▶ _WHAT THIS TASK INVOLVES_
Among the entries that follow, tally the lines with the string "voting". Give no more than the number.

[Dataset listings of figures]
----------------------------------------

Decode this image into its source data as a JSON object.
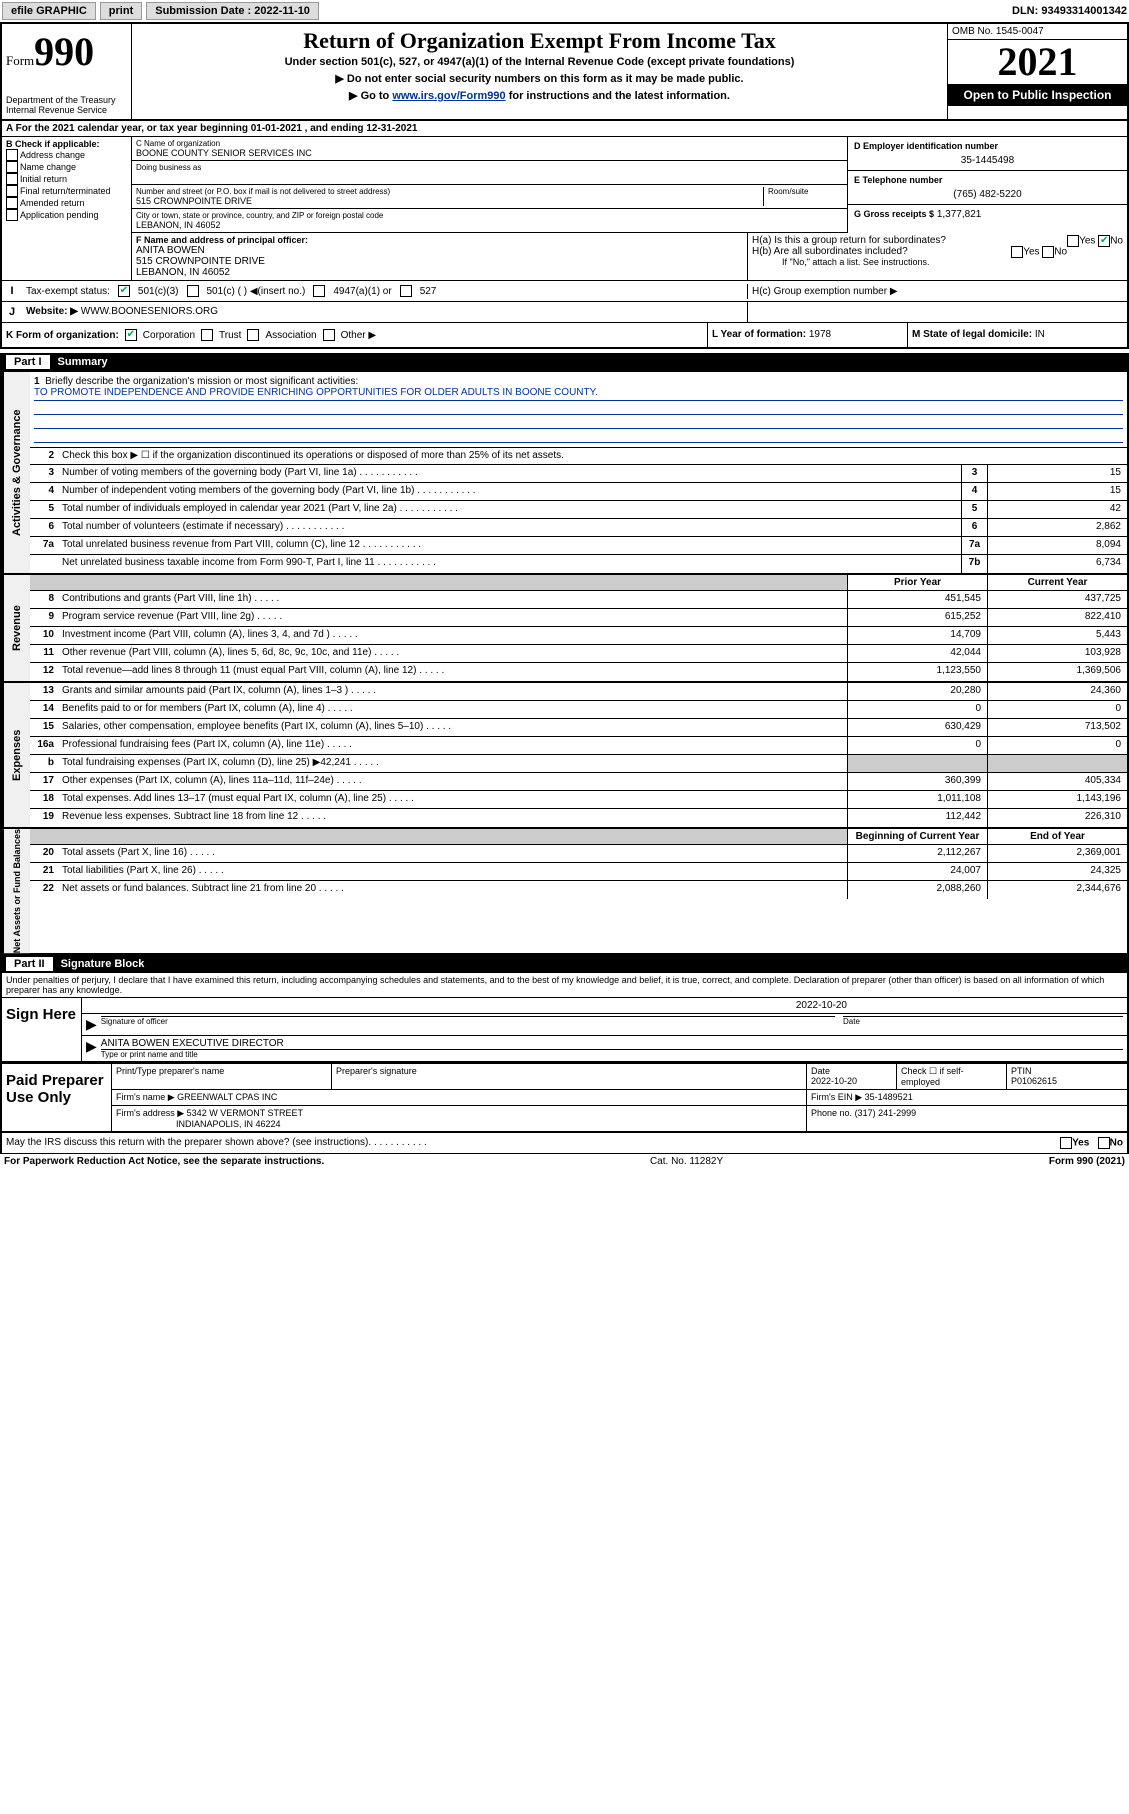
{
  "toolbar": {
    "efile": "efile GRAPHIC",
    "print": "print",
    "sub_label": "Submission Date : 2022-11-10",
    "dln": "DLN: 93493314001342"
  },
  "header": {
    "form_word": "Form",
    "form_num": "990",
    "dept": "Department of the Treasury",
    "irs": "Internal Revenue Service",
    "title": "Return of Organization Exempt From Income Tax",
    "sub1": "Under section 501(c), 527, or 4947(a)(1) of the Internal Revenue Code (except private foundations)",
    "sub2": "▶ Do not enter social security numbers on this form as it may be made public.",
    "sub3_pre": "▶ Go to ",
    "sub3_link": "www.irs.gov/Form990",
    "sub3_post": " for instructions and the latest information.",
    "omb": "OMB No. 1545-0047",
    "year": "2021",
    "open": "Open to Public Inspection"
  },
  "row_a": "A For the 2021 calendar year, or tax year beginning 01-01-2021   , and ending 12-31-2021",
  "col_b": {
    "label": "B Check if applicable:",
    "items": [
      "Address change",
      "Name change",
      "Initial return",
      "Final return/terminated",
      "Amended return",
      "Application pending"
    ]
  },
  "col_c": {
    "name_label": "C Name of organization",
    "name": "BOONE COUNTY SENIOR SERVICES INC",
    "dba_label": "Doing business as",
    "street_label": "Number and street (or P.O. box if mail is not delivered to street address)",
    "room_label": "Room/suite",
    "street": "515 CROWNPOINTE DRIVE",
    "city_label": "City or town, state or province, country, and ZIP or foreign postal code",
    "city": "LEBANON, IN  46052"
  },
  "col_d": {
    "ein_label": "D Employer identification number",
    "ein": "35-1445498",
    "phone_label": "E Telephone number",
    "phone": "(765) 482-5220",
    "gross_label": "G Gross receipts $",
    "gross": "1,377,821"
  },
  "officer": {
    "label": "F Name and address of principal officer:",
    "name": "ANITA BOWEN",
    "street": "515 CROWNPOINTE DRIVE",
    "city": "LEBANON, IN  46052"
  },
  "h": {
    "a_label": "H(a)  Is this a group return for subordinates?",
    "a_yes": "Yes",
    "a_no": "No",
    "b_label": "H(b)  Are all subordinates included?",
    "b_yes": "Yes",
    "b_no": "No",
    "b_note": "If \"No,\" attach a list. See instructions.",
    "c_label": "H(c)  Group exemption number ▶"
  },
  "status": {
    "label": "Tax-exempt status:",
    "opts": [
      "501(c)(3)",
      "501(c) (  ) ◀(insert no.)",
      "4947(a)(1) or",
      "527"
    ]
  },
  "website": {
    "label": "Website: ▶",
    "value": "WWW.BOONESENIORS.ORG"
  },
  "k": {
    "label": "K Form of organization:",
    "opts": [
      "Corporation",
      "Trust",
      "Association",
      "Other ▶"
    ],
    "l_label": "L Year of formation:",
    "l_val": "1978",
    "m_label": "M State of legal domicile:",
    "m_val": "IN"
  },
  "part1": {
    "num": "Part I",
    "title": "Summary"
  },
  "mission": {
    "num": "1",
    "label": "Briefly describe the organization's mission or most significant activities:",
    "text": "TO PROMOTE INDEPENDENCE AND PROVIDE ENRICHING OPPORTUNITIES FOR OLDER ADULTS IN BOONE COUNTY."
  },
  "governance": {
    "side": "Activities & Governance",
    "row2": "Check this box ▶ ☐  if the organization discontinued its operations or disposed of more than 25% of its net assets.",
    "rows": [
      {
        "n": "3",
        "desc": "Number of voting members of the governing body (Part VI, line 1a)",
        "box": "3",
        "val": "15"
      },
      {
        "n": "4",
        "desc": "Number of independent voting members of the governing body (Part VI, line 1b)",
        "box": "4",
        "val": "15"
      },
      {
        "n": "5",
        "desc": "Total number of individuals employed in calendar year 2021 (Part V, line 2a)",
        "box": "5",
        "val": "42"
      },
      {
        "n": "6",
        "desc": "Total number of volunteers (estimate if necessary)",
        "box": "6",
        "val": "2,862"
      },
      {
        "n": "7a",
        "desc": "Total unrelated business revenue from Part VIII, column (C), line 12",
        "box": "7a",
        "val": "8,094"
      },
      {
        "n": "",
        "desc": "Net unrelated business taxable income from Form 990-T, Part I, line 11",
        "box": "7b",
        "val": "6,734"
      }
    ]
  },
  "revenue": {
    "side": "Revenue",
    "header_prior": "Prior Year",
    "header_current": "Current Year",
    "rows": [
      {
        "n": "8",
        "desc": "Contributions and grants (Part VIII, line 1h)",
        "prior": "451,545",
        "curr": "437,725"
      },
      {
        "n": "9",
        "desc": "Program service revenue (Part VIII, line 2g)",
        "prior": "615,252",
        "curr": "822,410"
      },
      {
        "n": "10",
        "desc": "Investment income (Part VIII, column (A), lines 3, 4, and 7d )",
        "prior": "14,709",
        "curr": "5,443"
      },
      {
        "n": "11",
        "desc": "Other revenue (Part VIII, column (A), lines 5, 6d, 8c, 9c, 10c, and 11e)",
        "prior": "42,044",
        "curr": "103,928"
      },
      {
        "n": "12",
        "desc": "Total revenue—add lines 8 through 11 (must equal Part VIII, column (A), line 12)",
        "prior": "1,123,550",
        "curr": "1,369,506"
      }
    ]
  },
  "expenses": {
    "side": "Expenses",
    "rows": [
      {
        "n": "13",
        "desc": "Grants and similar amounts paid (Part IX, column (A), lines 1–3 )",
        "prior": "20,280",
        "curr": "24,360"
      },
      {
        "n": "14",
        "desc": "Benefits paid to or for members (Part IX, column (A), line 4)",
        "prior": "0",
        "curr": "0"
      },
      {
        "n": "15",
        "desc": "Salaries, other compensation, employee benefits (Part IX, column (A), lines 5–10)",
        "prior": "630,429",
        "curr": "713,502"
      },
      {
        "n": "16a",
        "desc": "Professional fundraising fees (Part IX, column (A), line 11e)",
        "prior": "0",
        "curr": "0"
      },
      {
        "n": "b",
        "desc": "Total fundraising expenses (Part IX, column (D), line 25) ▶42,241",
        "prior": "",
        "curr": "",
        "gray": true
      },
      {
        "n": "17",
        "desc": "Other expenses (Part IX, column (A), lines 11a–11d, 11f–24e)",
        "prior": "360,399",
        "curr": "405,334"
      },
      {
        "n": "18",
        "desc": "Total expenses. Add lines 13–17 (must equal Part IX, column (A), line 25)",
        "prior": "1,011,108",
        "curr": "1,143,196"
      },
      {
        "n": "19",
        "desc": "Revenue less expenses. Subtract line 18 from line 12",
        "prior": "112,442",
        "curr": "226,310"
      }
    ]
  },
  "netassets": {
    "side": "Net Assets or Fund Balances",
    "header_begin": "Beginning of Current Year",
    "header_end": "End of Year",
    "rows": [
      {
        "n": "20",
        "desc": "Total assets (Part X, line 16)",
        "begin": "2,112,267",
        "end": "2,369,001"
      },
      {
        "n": "21",
        "desc": "Total liabilities (Part X, line 26)",
        "begin": "24,007",
        "end": "24,325"
      },
      {
        "n": "22",
        "desc": "Net assets or fund balances. Subtract line 21 from line 20",
        "begin": "2,088,260",
        "end": "2,344,676"
      }
    ]
  },
  "part2": {
    "num": "Part II",
    "title": "Signature Block"
  },
  "penalty": "Under penalties of perjury, I declare that I have examined this return, including accompanying schedules and statements, and to the best of my knowledge and belief, it is true, correct, and complete. Declaration of preparer (other than officer) is based on all information of which preparer has any knowledge.",
  "sign": {
    "label": "Sign Here",
    "sig_label": "Signature of officer",
    "date_label": "Date",
    "date": "2022-10-20",
    "name": "ANITA BOWEN  EXECUTIVE DIRECTOR",
    "name_label": "Type or print name and title"
  },
  "preparer": {
    "label": "Paid Preparer Use Only",
    "name_label": "Print/Type preparer's name",
    "sig_label": "Preparer's signature",
    "date_label": "Date",
    "date": "2022-10-20",
    "check_label": "Check ☐ if self-employed",
    "ptin_label": "PTIN",
    "ptin": "P01062615",
    "firm_name_label": "Firm's name    ▶",
    "firm_name": "GREENWALT CPAS INC",
    "firm_ein_label": "Firm's EIN ▶",
    "firm_ein": "35-1489521",
    "firm_addr_label": "Firm's address ▶",
    "firm_addr1": "5342 W VERMONT STREET",
    "firm_addr2": "INDIANAPOLIS, IN  46224",
    "phone_label": "Phone no.",
    "phone": "(317) 241-2999"
  },
  "discuss": {
    "text": "May the IRS discuss this return with the preparer shown above? (see instructions)",
    "yes": "Yes",
    "no": "No"
  },
  "footer": {
    "left": "For Paperwork Reduction Act Notice, see the separate instructions.",
    "mid": "Cat. No. 11282Y",
    "right": "Form 990 (2021)"
  }
}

----------------------------------------

▶ _FINISHED ANSWER_
2